**Exercise:** Leave out the pictures and restate the rest of the data exactly.

**Given entries:**
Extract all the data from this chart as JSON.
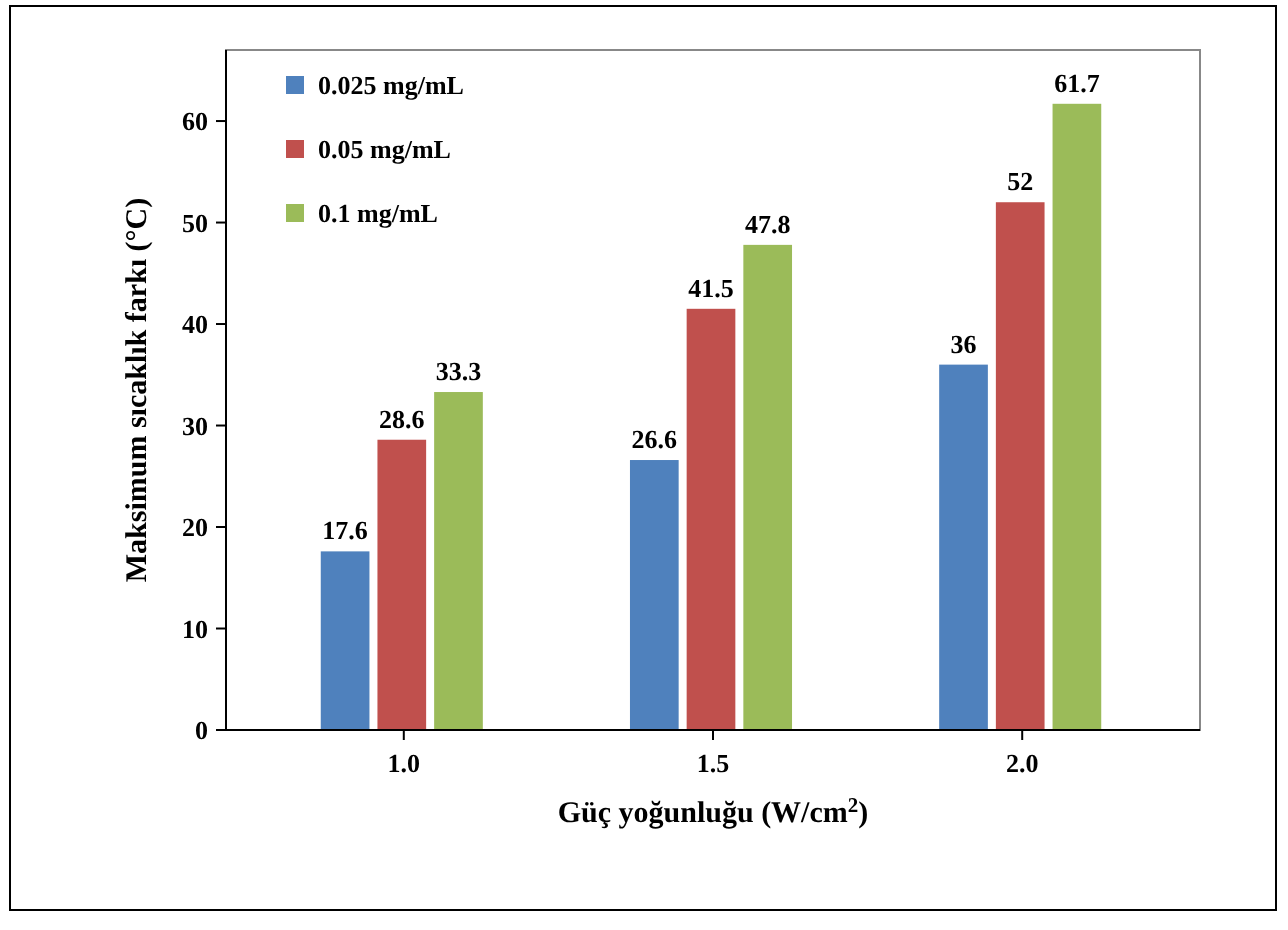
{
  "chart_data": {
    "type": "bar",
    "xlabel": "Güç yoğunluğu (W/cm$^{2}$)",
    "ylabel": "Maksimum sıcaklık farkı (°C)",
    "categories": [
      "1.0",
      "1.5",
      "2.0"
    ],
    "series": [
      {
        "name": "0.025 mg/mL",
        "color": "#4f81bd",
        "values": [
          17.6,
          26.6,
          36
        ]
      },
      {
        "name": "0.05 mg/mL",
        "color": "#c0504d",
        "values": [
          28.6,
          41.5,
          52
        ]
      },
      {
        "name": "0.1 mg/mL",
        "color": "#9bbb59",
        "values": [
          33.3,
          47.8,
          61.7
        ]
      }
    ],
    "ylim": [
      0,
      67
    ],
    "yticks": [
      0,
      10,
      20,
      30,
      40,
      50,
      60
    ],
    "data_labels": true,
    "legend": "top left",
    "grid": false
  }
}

**Response for this exercise:**
Extract all the data from this chart as JSON.
{
  "chart_data": {
    "type": "bar",
    "xlabel": "Güç yoğunluğu (W/cm$^{2}$)",
    "ylabel": "Maksimum sıcaklık farkı (°C)",
    "categories": [
      "1.0",
      "1.5",
      "2.0"
    ],
    "series": [
      {
        "name": "0.025 mg/mL",
        "color": "#4f81bd",
        "values": [
          17.6,
          26.6,
          36
        ]
      },
      {
        "name": "0.05 mg/mL",
        "color": "#c0504d",
        "values": [
          28.6,
          41.5,
          52
        ]
      },
      {
        "name": "0.1 mg/mL",
        "color": "#9bbb59",
        "values": [
          33.3,
          47.8,
          61.7
        ]
      }
    ],
    "ylim": [
      0,
      67
    ],
    "yticks": [
      0,
      10,
      20,
      30,
      40,
      50,
      60
    ],
    "data_labels": true,
    "legend": "top left",
    "grid": false
  }
}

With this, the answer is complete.